> _SUPPLIED RECORDS_
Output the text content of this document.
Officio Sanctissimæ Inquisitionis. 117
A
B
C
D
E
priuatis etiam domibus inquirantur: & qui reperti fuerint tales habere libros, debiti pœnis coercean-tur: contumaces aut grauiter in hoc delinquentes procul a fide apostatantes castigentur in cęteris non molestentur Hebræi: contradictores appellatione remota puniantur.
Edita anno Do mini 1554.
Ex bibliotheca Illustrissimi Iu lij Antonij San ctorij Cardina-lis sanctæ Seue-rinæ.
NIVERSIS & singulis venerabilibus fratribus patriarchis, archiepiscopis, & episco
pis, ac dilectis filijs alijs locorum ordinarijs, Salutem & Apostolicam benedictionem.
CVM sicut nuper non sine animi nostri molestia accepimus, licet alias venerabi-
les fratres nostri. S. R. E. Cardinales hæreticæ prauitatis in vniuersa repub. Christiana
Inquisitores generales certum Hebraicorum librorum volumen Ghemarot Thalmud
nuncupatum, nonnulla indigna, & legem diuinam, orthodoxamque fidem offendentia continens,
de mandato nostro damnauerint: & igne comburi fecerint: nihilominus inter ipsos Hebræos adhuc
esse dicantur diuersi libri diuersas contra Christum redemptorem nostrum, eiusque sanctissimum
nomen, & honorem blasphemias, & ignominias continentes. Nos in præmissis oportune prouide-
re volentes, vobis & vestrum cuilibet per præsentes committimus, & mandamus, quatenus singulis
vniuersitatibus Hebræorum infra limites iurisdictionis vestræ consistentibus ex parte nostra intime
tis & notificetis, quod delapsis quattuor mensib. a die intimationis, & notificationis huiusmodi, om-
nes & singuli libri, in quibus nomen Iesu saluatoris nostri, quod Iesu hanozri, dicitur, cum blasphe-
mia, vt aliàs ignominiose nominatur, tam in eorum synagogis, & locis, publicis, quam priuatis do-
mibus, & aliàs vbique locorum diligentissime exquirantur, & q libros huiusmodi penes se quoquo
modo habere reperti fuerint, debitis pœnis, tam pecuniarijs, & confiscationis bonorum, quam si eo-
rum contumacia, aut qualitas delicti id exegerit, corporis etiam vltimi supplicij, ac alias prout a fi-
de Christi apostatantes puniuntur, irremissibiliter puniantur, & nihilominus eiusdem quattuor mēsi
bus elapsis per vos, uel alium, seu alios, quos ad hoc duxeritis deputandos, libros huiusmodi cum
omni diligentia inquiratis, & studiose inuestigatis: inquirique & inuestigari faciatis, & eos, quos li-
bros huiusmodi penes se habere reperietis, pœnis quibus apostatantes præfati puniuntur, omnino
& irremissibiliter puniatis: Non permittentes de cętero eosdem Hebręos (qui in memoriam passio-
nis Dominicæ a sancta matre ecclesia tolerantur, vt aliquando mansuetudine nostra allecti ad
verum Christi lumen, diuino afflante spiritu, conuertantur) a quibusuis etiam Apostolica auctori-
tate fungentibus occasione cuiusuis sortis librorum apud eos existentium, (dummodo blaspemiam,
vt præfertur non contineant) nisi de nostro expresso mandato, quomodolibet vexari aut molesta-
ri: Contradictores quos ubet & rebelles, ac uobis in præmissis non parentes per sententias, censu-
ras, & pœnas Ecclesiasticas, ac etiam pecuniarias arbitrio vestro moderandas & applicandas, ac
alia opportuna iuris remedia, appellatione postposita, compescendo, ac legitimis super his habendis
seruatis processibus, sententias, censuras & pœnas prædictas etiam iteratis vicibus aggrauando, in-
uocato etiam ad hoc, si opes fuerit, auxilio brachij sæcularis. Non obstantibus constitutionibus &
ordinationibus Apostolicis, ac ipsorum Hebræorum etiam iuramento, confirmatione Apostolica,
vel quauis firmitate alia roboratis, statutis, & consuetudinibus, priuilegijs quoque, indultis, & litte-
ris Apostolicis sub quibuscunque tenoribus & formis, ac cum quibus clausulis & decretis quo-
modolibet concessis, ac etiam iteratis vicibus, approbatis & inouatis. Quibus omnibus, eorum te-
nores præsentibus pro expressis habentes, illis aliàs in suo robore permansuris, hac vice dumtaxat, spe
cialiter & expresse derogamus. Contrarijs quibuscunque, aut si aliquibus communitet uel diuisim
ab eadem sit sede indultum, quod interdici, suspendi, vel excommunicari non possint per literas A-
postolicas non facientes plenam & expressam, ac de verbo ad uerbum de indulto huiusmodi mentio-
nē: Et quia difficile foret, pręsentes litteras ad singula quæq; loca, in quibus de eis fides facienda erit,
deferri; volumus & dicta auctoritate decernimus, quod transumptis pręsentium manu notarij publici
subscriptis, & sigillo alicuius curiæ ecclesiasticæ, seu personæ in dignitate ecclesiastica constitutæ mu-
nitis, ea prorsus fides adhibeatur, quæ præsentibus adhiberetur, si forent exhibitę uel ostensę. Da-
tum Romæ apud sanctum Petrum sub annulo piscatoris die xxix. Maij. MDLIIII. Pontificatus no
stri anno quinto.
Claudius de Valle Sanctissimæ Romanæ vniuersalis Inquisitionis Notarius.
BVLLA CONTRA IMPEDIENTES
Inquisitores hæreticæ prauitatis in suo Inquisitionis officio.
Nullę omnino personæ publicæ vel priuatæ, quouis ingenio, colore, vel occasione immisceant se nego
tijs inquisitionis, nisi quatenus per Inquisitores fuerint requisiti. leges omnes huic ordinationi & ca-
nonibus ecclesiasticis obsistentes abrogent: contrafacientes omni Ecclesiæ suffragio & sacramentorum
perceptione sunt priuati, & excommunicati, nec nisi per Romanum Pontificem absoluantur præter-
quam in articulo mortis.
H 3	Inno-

> _SET EXERCISE_
Print again each line of the listing above, exactly as it appears.

> _FINISHED TASK_
Output the text content of this document.
Officio Sanctissimæ Inquisitionis. 117
A
B
C
D
E
priuatis etiam domibus inquirantur: & qui reperti fuerint tales habere libros, debiti pœnis coercean-tur: contumaces aut grauiter in hoc delinquentes procul a fide apostatantes castigentur in cęteris non molestentur Hebræi: contradictores appellatione remota puniantur.
Edita anno Do mini 1554.
Ex bibliotheca Illustrissimi Iu lij Antonij San ctorij Cardina-lis sanctæ Seue-rinæ.
NIVERSIS & singulis venerabilibus fratribus patriarchis, archiepiscopis, & episco
pis, ac dilectis filijs alijs locorum ordinarijs, Salutem & Apostolicam benedictionem.
CVM sicut nuper non sine animi nostri molestia accepimus, licet alias venerabi-
les fratres nostri. S. R. E. Cardinales hæreticæ prauitatis in vniuersa repub. Christiana
Inquisitores generales certum Hebraicorum librorum volumen Ghemarot Thalmud
nuncupatum, nonnulla indigna, & legem diuinam, orthodoxamque fidem offendentia continens,
de mandato nostro damnauerint: & igne comburi fecerint: nihilominus inter ipsos Hebræos adhuc
esse dicantur diuersi libri diuersas contra Christum redemptorem nostrum, eiusque sanctissimum
nomen, & honorem blasphemias, & ignominias continentes. Nos in præmissis oportune prouide-
re volentes, vobis & vestrum cuilibet per præsentes committimus, & mandamus, quatenus singulis
vniuersitatibus Hebræorum infra limites iurisdictionis vestræ consistentibus ex parte nostra intime
tis & notificetis, quod delapsis quattuor mensib. a die intimationis, & notificationis huiusmodi, om-
nes & singuli libri, in quibus nomen Iesu saluatoris nostri, quod Iesu hanozri, dicitur, cum blasphe-
mia, vt aliàs ignominiose nominatur, tam in eorum synagogis, & locis, publicis, quam priuatis do-
mibus, & aliàs vbique locorum diligentissime exquirantur, & q libros huiusmodi penes se quoquo
modo habere reperti fuerint, debitis pœnis, tam pecuniarijs, & confiscationis bonorum, quam si eo-
rum contumacia, aut qualitas delicti id exegerit, corporis etiam vltimi supplicij, ac alias prout a fi-
de Christi apostatantes puniuntur, irremissibiliter puniantur, & nihilominus eiusdem quattuor mēsi
bus elapsis per vos, uel alium, seu alios, quos ad hoc duxeritis deputandos, libros huiusmodi cum
omni diligentia inquiratis, & studiose inuestigatis: inquirique & inuestigari faciatis, & eos, quos li-
bros huiusmodi penes se habere reperietis, pœnis quibus apostatantes præfati puniuntur, omnino
& irremissibiliter puniatis: Non permittentes de cętero eosdem Hebręos (qui in memoriam passio-
nis Dominicæ a sancta matre ecclesia tolerantur, vt aliquando mansuetudine nostra allecti ad
verum Christi lumen, diuino afflante spiritu, conuertantur) a quibusuis etiam Apostolica auctori-
tate fungentibus occasione cuiusuis sortis librorum apud eos existentium, (dummodo blaspemiam,
vt præfertur non contineant) nisi de nostro expresso mandato, quomodolibet vexari aut molesta-
ri: Contradictores quos ubet & rebelles, ac uobis in præmissis non parentes per sententias, censu-
ras, & pœnas Ecclesiasticas, ac etiam pecuniarias arbitrio vestro moderandas & applicandas, ac
alia opportuna iuris remedia, appellatione postposita, compescendo, ac legitimis super his habendis
seruatis processibus, sententias, censuras & pœnas prædictas etiam iteratis vicibus aggrauando, in-
uocato etiam ad hoc, si opes fuerit, auxilio brachij sæcularis. Non obstantibus constitutionibus &
ordinationibus Apostolicis, ac ipsorum Hebræorum etiam iuramento, confirmatione Apostolica,
vel quauis firmitate alia roboratis, statutis, & consuetudinibus, priuilegijs quoque, indultis, & litte-
ris Apostolicis sub quibuscunque tenoribus & formis, ac cum quibus clausulis & decretis quo-
modolibet concessis, ac etiam iteratis vicibus, approbatis & inouatis. Quibus omnibus, eorum te-
nores præsentibus pro expressis habentes, illis aliàs in suo robore permansuris, hac vice dumtaxat, spe
cialiter & expresse derogamus. Contrarijs quibuscunque, aut si aliquibus communitet uel diuisim
ab eadem sit sede indultum, quod interdici, suspendi, vel excommunicari non possint per literas A-
postolicas non facientes plenam & expressam, ac de verbo ad uerbum de indulto huiusmodi mentio-
nē: Et quia difficile foret, pręsentes litteras ad singula quæq; loca, in quibus de eis fides facienda erit,
deferri; volumus & dicta auctoritate decernimus, quod transumptis pręsentium manu notarij publici
subscriptis, & sigillo alicuius curiæ ecclesiasticæ, seu personæ in dignitate ecclesiastica constitutæ mu-
nitis, ea prorsus fides adhibeatur, quæ præsentibus adhiberetur, si forent exhibitę uel ostensę. Da-
tum Romæ apud sanctum Petrum sub annulo piscatoris die xxix. Maij. MDLIIII. Pontificatus no
stri anno quinto.
Claudius de Valle Sanctissimæ Romanæ vniuersalis Inquisitionis Notarius.
BVLLA CONTRA IMPEDIENTES
Inquisitores hæreticæ prauitatis in suo Inquisitionis officio.
Nullę omnino personæ publicæ vel priuatæ, quouis ingenio, colore, vel occasione immisceant se nego
tijs inquisitionis, nisi quatenus per Inquisitores fuerint requisiti. leges omnes huic ordinationi & ca-
nonibus ecclesiasticis obsistentes abrogent: contrafacientes omni Ecclesiæ suffragio & sacramentorum
perceptione sunt priuati, & excommunicati, nec nisi per Romanum Pontificem absoluantur præter-
quam in articulo mortis.
H 3	Inno-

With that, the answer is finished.